Problem statement: Each line of the listing that contains the word "Team" is to be copied.

════

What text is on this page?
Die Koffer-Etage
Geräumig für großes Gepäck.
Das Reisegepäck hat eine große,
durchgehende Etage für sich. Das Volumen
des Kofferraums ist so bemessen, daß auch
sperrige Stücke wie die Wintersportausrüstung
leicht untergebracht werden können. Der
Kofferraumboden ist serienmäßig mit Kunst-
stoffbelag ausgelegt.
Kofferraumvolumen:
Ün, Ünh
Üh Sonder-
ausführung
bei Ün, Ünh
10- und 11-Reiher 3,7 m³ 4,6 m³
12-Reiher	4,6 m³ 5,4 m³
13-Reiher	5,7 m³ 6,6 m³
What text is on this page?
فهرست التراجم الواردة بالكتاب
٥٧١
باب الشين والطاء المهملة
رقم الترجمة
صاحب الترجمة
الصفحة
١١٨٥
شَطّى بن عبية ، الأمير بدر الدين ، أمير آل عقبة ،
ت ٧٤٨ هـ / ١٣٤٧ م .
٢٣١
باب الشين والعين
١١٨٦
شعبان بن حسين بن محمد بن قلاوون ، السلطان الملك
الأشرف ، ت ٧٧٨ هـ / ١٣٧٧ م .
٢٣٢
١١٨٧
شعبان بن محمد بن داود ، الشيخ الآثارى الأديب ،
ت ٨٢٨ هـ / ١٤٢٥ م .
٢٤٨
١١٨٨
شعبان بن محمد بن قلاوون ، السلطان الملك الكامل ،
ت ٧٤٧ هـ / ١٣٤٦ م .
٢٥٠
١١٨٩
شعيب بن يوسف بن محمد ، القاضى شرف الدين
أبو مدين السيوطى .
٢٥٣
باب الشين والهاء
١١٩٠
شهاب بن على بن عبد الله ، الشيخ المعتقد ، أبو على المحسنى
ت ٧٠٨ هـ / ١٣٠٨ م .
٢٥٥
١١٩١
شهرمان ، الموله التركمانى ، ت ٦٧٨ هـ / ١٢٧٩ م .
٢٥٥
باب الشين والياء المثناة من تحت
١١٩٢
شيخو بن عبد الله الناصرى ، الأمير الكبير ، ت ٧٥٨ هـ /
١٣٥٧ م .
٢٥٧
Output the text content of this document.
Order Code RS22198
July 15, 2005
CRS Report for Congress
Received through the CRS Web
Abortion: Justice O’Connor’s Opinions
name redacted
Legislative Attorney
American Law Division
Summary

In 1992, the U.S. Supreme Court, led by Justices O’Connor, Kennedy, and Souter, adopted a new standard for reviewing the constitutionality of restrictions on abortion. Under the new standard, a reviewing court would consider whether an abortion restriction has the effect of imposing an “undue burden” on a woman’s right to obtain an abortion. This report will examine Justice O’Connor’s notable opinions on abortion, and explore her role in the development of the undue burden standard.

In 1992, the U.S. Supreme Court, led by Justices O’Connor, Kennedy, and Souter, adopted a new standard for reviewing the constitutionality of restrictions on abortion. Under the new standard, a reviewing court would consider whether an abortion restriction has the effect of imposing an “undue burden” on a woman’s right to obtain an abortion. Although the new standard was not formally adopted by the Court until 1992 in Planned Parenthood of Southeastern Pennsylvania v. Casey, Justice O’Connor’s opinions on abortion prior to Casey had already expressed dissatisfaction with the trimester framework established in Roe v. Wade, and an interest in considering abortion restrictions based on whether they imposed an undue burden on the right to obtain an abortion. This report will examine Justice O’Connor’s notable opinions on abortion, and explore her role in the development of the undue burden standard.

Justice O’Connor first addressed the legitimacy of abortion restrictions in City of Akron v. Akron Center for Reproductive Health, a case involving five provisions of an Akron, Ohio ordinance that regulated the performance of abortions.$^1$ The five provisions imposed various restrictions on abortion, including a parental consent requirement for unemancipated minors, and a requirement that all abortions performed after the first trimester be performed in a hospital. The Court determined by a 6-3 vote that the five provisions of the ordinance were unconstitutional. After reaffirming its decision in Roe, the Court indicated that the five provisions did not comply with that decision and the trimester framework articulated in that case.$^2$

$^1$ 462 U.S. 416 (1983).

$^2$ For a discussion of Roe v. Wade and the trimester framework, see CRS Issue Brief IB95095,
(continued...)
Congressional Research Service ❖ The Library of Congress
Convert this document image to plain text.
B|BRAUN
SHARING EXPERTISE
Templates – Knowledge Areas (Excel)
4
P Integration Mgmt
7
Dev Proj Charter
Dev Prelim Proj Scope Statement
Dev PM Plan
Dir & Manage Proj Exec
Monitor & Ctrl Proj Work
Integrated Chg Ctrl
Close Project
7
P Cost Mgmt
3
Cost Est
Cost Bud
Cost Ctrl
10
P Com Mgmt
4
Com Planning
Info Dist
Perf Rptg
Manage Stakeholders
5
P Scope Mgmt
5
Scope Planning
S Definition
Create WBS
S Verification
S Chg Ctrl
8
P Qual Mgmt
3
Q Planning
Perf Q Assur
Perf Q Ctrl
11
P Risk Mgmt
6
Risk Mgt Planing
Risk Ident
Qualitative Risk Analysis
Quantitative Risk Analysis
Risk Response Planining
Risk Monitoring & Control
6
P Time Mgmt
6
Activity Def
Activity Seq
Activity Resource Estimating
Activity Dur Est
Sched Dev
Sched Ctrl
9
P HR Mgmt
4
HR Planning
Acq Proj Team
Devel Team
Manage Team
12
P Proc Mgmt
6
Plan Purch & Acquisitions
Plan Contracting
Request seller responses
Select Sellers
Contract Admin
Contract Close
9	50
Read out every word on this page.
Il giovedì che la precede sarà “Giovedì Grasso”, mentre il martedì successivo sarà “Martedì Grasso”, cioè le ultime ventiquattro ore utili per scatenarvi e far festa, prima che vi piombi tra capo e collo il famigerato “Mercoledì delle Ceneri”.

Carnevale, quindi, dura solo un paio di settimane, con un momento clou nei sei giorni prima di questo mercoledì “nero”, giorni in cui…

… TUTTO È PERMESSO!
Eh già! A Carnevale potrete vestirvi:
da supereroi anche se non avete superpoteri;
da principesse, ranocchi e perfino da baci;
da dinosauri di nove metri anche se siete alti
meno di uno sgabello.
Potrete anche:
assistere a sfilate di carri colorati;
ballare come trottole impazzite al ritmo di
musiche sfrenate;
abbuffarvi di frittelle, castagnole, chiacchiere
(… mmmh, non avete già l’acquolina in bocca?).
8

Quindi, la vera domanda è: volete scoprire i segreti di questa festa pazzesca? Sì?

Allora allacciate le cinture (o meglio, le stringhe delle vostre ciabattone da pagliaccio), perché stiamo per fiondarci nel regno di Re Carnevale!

════

Exercise result:
Acq Proj Team
Devel Team
Manage Team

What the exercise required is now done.